[Dataset items]

##########

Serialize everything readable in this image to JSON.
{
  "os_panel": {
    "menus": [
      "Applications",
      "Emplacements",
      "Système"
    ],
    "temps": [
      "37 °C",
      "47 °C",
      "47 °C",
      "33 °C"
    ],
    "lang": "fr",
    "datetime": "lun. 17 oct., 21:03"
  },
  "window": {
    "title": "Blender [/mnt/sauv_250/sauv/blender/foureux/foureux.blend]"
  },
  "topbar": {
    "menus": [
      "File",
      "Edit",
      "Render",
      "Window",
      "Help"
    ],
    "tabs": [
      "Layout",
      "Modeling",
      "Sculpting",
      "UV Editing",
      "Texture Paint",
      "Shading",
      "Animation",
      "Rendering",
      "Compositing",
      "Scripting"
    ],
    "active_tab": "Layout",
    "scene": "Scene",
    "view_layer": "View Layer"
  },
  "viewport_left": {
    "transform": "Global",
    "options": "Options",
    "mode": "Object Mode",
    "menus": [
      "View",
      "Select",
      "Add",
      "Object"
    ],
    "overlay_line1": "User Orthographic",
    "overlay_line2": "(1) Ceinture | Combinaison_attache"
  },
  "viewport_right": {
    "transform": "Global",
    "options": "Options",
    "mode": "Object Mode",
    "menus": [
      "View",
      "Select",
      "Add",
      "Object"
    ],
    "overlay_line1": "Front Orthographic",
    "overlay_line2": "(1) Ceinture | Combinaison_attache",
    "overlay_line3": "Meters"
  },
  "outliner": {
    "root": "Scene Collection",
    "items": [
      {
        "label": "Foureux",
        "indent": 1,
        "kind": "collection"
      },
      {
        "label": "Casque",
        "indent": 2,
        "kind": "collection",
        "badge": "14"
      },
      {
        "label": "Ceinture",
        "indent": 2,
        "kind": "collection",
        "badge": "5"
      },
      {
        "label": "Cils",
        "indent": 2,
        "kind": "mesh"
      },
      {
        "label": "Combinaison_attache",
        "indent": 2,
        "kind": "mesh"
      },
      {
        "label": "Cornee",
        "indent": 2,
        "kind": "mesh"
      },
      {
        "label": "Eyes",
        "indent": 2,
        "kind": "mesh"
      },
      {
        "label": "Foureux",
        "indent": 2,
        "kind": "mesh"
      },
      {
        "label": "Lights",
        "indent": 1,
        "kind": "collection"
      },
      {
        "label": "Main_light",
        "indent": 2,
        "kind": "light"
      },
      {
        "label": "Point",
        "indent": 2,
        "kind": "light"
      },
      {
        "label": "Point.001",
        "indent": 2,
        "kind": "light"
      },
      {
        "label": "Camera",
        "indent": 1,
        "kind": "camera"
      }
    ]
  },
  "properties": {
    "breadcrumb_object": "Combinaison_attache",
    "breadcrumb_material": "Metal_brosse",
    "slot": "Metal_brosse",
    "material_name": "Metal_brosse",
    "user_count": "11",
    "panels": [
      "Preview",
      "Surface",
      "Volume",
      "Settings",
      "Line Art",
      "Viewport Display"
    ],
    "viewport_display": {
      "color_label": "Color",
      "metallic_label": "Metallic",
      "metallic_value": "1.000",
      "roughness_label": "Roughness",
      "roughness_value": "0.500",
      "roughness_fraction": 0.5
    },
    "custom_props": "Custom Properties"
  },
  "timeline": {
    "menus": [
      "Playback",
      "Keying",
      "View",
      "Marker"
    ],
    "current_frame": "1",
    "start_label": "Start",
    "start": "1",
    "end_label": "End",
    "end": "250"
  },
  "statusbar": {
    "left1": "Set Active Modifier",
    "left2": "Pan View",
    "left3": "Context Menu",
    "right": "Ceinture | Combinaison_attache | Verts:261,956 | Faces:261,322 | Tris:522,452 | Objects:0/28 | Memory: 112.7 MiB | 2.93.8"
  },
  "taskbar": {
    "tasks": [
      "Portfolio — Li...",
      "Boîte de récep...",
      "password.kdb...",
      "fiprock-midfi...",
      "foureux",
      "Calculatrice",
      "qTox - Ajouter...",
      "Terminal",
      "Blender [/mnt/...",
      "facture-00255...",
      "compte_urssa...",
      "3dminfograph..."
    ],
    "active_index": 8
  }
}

##########

Directions for this task: Retype all of the material, keeping each line exact.

Result:
Serialize everything readable in this image to JSON.
{
  "os_panel": {
    "menus": [
      "Applications",
      "Emplacements",
      "Système"
    ],
    "temps": [
      "37 °C",
      "47 °C",
      "47 °C",
      "33 °C"
    ],
    "lang": "fr",
    "datetime": "lun. 17 oct., 21:03"
  },
  "window": {
    "title": "Blender [/mnt/sauv_250/sauv/blender/foureux/foureux.blend]"
  },
  "topbar": {
    "menus": [
      "File",
      "Edit",
      "Render",
      "Window",
      "Help"
    ],
    "tabs": [
      "Layout",
      "Modeling",
      "Sculpting",
      "UV Editing",
      "Texture Paint",
      "Shading",
      "Animation",
      "Rendering",
      "Compositing",
      "Scripting"
    ],
    "active_tab": "Layout",
    "scene": "Scene",
    "view_layer": "View Layer"
  },
  "viewport_left": {
    "transform": "Global",
    "options": "Options",
    "mode": "Object Mode",
    "menus": [
      "View",
      "Select",
      "Add",
      "Object"
    ],
    "overlay_line1": "User Orthographic",
    "overlay_line2": "(1) Ceinture | Combinaison_attache"
  },
  "viewport_right": {
    "transform": "Global",
    "options": "Options",
    "mode": "Object Mode",
    "menus": [
      "View",
      "Select",
      "Add",
      "Object"
    ],
    "overlay_line1": "Front Orthographic",
    "overlay_line2": "(1) Ceinture | Combinaison_attache",
    "overlay_line3": "Meters"
  },
  "outliner": {
    "root": "Scene Collection",
    "items": [
      {
        "label": "Foureux",
        "indent": 1,
        "kind": "collection"
      },
      {
        "label": "Casque",
        "indent": 2,
        "kind": "collection",
        "badge": "14"
      },
      {
        "label": "Ceinture",
        "indent": 2,
        "kind": "collection",
        "badge": "5"
      },
      {
        "label": "Cils",
        "indent": 2,
        "kind": "mesh"
      },
      {
        "label": "Combinaison_attache",
        "indent": 2,
        "kind": "mesh"
      },
      {
        "label": "Cornee",
        "indent": 2,
        "kind": "mesh"
      },
      {
        "label": "Eyes",
        "indent": 2,
        "kind": "mesh"
      },
      {
        "label": "Foureux",
        "indent": 2,
        "kind": "mesh"
      },
      {
        "label": "Lights",
        "indent": 1,
        "kind": "collection"
      },
      {
        "label": "Main_light",
        "indent": 2,
        "kind": "light"
      },
      {
        "label": "Point",
        "indent": 2,
        "kind": "light"
      },
      {
        "label": "Point.001",
        "indent": 2,
        "kind": "light"
      },
      {
        "label": "Camera",
        "indent": 1,
        "kind": "camera"
      }
    ]
  },
  "properties": {
    "breadcrumb_object": "Combinaison_attache",
    "breadcrumb_material": "Metal_brosse",
    "slot": "Metal_brosse",
    "material_name": "Metal_brosse",
    "user_count": "11",
    "panels": [
      "Preview",
      "Surface",
      "Volume",
      "Settings",
      "Line Art",
      "Viewport Display"
    ],
    "viewport_display": {
      "color_label": "Color",
      "metallic_label": "Metallic",
      "metallic_value": "1.000",
      "roughness_label": "Roughness",
      "roughness_value": "0.500",
      "roughness_fraction": 0.5
    },
    "custom_props": "Custom Properties"
  },
  "timeline": {
    "menus": [
      "Playback",
      "Keying",
      "View",
      "Marker"
    ],
    "current_frame": "1",
    "start_label": "Start",
    "start": "1",
    "end_label": "End",
    "end": "250"
  },
  "statusbar": {
    "left1": "Set Active Modifier",
    "left2": "Pan View",
    "left3": "Context Menu",
    "right": "Ceinture | Combinaison_attache | Verts:261,956 | Faces:261,322 | Tris:522,452 | Objects:0/28 | Memory: 112.7 MiB | 2.93.8"
  },
  "taskbar": {
    "tasks": [
      "Portfolio — Li...",
      "Boîte de récep...",
      "password.kdb...",
      "fiprock-midfi...",
      "foureux",
      "Calculatrice",
      "qTox - Ajouter...",
      "Terminal",
      "Blender [/mnt/...",
      "facture-00255...",
      "compte_urssa...",
      "3dminfograph..."
    ],
    "active_index": 8
  }
}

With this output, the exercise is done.